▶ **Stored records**

------------------------------------------------

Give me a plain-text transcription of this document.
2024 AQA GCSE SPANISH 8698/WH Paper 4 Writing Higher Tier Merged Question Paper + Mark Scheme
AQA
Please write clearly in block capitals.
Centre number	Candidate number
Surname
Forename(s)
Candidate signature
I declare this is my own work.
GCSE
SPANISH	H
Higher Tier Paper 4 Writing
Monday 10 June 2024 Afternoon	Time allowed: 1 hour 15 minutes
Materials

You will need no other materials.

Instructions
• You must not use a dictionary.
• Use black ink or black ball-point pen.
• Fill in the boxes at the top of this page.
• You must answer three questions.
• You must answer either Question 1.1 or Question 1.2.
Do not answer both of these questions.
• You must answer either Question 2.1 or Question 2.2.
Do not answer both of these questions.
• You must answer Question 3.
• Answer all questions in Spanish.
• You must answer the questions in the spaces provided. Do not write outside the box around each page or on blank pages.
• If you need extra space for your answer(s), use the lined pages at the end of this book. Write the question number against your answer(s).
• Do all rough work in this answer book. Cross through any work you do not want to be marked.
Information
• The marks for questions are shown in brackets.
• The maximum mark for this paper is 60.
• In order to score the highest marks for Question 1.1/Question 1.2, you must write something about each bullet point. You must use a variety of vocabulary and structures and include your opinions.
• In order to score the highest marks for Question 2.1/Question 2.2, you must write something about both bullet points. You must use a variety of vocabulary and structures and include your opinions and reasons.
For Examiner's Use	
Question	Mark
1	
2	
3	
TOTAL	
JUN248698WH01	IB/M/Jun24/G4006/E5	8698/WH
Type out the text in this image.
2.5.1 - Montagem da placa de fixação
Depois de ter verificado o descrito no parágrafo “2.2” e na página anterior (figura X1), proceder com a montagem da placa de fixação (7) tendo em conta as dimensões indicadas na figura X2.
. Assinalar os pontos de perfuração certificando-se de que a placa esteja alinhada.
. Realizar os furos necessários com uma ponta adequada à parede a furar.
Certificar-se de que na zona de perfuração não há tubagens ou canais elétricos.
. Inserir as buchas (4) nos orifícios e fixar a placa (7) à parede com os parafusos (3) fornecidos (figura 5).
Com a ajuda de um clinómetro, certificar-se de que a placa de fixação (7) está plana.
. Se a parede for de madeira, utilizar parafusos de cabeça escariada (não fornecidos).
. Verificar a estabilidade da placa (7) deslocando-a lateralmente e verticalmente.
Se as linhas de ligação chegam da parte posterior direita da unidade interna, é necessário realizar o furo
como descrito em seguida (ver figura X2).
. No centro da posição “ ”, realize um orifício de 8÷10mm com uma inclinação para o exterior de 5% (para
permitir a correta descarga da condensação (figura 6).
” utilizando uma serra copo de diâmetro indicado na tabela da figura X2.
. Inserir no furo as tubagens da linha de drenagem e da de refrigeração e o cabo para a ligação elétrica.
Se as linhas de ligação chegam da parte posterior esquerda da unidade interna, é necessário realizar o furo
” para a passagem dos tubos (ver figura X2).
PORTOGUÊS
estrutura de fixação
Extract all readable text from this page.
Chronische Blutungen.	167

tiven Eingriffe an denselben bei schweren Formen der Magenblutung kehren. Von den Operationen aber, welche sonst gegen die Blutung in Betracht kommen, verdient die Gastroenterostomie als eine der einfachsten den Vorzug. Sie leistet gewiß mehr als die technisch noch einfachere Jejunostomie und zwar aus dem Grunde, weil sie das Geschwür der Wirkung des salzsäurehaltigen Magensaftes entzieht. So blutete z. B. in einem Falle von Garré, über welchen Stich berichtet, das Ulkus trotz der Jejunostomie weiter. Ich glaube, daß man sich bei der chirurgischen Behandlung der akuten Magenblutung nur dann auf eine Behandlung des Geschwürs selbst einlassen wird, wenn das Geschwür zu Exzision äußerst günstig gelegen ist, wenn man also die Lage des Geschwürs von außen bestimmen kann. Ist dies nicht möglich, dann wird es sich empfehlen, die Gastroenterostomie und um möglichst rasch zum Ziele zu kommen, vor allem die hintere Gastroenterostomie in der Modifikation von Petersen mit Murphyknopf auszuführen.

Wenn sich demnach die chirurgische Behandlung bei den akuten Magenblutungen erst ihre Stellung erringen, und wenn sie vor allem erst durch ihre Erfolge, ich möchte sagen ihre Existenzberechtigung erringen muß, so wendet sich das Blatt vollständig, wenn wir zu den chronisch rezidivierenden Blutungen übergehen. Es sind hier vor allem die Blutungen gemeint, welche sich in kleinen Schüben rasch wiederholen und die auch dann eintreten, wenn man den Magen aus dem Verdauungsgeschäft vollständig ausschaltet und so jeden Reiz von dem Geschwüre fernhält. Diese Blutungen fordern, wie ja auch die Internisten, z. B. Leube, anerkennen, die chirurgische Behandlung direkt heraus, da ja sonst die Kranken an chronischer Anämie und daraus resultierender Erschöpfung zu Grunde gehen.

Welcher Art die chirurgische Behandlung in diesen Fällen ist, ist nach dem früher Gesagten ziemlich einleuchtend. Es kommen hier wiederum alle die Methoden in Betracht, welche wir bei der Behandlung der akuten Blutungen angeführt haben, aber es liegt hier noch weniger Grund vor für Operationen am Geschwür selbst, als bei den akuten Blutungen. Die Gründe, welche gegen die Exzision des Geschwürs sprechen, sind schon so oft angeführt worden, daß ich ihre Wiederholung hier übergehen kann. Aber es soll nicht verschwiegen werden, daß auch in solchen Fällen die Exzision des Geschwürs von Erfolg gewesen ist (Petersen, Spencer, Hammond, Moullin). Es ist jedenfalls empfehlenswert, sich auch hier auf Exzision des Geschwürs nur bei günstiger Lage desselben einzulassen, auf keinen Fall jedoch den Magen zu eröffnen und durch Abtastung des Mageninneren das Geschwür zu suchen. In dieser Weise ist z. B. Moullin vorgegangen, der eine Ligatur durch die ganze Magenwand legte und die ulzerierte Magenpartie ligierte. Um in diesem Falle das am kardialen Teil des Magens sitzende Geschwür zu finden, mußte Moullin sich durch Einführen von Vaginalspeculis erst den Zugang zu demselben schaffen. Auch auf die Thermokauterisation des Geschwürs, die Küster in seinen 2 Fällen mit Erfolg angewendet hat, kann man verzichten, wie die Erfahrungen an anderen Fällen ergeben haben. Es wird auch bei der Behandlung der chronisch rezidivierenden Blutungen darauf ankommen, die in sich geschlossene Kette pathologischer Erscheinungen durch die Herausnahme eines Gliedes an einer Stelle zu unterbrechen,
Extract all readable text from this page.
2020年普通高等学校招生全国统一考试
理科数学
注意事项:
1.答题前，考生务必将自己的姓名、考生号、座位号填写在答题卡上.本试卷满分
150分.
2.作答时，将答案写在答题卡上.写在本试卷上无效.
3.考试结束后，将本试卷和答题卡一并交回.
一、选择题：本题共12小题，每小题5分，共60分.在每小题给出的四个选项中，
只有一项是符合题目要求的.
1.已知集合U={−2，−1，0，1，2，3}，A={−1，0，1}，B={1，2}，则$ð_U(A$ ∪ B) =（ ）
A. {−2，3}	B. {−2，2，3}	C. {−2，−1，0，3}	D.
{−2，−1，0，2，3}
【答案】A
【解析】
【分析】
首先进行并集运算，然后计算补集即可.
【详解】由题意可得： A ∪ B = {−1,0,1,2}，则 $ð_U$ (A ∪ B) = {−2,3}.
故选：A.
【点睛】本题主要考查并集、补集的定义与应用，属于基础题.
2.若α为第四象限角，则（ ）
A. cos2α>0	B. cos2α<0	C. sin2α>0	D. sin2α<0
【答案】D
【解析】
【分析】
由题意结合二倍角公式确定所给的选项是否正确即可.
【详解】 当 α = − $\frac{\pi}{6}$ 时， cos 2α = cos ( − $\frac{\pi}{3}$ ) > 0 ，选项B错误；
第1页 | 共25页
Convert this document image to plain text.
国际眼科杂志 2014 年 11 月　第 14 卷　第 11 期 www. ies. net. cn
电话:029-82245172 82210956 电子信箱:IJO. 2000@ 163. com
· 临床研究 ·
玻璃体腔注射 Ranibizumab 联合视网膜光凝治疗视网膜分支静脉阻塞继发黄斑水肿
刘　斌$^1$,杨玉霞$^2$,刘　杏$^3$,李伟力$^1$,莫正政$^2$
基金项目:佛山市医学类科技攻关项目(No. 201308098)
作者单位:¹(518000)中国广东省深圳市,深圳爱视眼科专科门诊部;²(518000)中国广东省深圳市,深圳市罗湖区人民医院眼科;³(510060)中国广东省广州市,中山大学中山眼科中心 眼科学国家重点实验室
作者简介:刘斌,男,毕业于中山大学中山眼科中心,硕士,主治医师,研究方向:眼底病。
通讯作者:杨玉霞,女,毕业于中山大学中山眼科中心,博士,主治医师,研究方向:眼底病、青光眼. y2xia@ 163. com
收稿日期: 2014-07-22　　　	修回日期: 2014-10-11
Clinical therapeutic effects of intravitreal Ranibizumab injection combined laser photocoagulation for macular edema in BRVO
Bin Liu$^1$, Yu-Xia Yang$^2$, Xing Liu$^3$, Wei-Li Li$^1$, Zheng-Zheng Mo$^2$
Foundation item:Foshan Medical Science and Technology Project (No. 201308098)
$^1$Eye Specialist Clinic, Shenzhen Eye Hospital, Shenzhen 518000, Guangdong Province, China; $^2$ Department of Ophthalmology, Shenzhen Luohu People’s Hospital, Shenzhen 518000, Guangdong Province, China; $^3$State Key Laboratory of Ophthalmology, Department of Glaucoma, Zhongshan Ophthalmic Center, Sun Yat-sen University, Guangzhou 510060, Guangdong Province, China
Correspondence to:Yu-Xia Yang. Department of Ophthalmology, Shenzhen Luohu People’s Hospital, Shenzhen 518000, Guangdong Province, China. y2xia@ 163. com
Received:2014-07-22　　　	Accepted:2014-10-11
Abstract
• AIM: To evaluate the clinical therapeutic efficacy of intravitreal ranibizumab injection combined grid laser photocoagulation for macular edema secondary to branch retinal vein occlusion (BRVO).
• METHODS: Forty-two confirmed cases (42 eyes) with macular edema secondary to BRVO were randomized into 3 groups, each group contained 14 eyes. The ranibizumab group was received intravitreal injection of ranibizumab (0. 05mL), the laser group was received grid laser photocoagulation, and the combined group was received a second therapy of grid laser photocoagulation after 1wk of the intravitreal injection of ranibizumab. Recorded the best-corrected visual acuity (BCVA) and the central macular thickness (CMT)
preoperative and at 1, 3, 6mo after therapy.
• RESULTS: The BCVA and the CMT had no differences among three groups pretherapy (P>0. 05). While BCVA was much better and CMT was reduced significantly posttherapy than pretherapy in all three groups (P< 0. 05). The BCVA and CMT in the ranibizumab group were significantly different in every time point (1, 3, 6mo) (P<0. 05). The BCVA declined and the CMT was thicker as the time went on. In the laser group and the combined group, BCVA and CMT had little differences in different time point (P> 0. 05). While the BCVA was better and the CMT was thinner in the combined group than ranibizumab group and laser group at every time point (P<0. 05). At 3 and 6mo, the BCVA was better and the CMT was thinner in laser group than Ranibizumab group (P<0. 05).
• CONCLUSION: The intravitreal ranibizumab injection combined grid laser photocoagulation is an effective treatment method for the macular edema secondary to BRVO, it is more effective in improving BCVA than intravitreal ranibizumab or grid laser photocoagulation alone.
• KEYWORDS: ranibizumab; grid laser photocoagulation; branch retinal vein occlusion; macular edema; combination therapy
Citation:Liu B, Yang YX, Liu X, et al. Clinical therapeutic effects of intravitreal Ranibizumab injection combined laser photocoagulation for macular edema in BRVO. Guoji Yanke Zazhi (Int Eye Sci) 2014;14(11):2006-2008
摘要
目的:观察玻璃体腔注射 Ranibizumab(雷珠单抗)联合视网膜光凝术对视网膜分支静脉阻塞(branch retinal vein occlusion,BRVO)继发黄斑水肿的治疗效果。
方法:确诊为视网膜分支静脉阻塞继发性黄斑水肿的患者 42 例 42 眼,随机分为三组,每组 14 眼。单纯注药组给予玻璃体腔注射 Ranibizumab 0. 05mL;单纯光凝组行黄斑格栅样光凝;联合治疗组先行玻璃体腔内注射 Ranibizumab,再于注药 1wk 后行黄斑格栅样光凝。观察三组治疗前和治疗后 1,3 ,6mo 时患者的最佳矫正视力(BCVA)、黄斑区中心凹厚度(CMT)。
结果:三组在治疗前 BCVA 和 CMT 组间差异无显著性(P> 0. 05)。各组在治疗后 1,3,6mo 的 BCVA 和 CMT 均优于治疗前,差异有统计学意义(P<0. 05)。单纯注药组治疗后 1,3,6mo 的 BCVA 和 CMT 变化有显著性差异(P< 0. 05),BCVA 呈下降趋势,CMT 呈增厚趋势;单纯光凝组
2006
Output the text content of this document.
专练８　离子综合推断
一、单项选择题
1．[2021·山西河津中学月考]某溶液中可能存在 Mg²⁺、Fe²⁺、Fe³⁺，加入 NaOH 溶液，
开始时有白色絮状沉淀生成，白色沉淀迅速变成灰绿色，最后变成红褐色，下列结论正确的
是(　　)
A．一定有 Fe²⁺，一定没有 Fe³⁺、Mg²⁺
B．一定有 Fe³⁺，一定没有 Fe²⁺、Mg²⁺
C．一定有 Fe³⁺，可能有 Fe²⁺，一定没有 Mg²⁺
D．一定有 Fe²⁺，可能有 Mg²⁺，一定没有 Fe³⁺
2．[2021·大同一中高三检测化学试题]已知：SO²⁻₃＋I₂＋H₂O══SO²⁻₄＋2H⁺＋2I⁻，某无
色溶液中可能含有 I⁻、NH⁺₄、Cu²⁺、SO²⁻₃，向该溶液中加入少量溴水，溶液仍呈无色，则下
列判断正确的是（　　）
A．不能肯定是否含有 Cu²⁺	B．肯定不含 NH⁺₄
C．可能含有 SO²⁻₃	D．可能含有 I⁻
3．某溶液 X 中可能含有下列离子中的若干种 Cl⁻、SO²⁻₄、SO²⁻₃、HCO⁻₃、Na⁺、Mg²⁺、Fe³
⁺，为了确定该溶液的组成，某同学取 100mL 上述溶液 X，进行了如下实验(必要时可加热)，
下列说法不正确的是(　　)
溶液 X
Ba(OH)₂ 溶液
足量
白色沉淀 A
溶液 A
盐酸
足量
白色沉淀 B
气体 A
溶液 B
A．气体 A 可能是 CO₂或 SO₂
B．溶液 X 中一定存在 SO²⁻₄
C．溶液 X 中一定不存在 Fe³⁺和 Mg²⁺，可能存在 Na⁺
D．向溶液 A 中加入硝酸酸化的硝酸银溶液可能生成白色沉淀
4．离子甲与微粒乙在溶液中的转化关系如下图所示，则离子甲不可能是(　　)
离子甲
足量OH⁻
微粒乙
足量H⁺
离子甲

------------------------------------------------

▶ **REQUEST**
List all lines holding the string "image".

▶ **OUTPUT BELOW**
Type out the text in this image.
Convert this document image to plain text.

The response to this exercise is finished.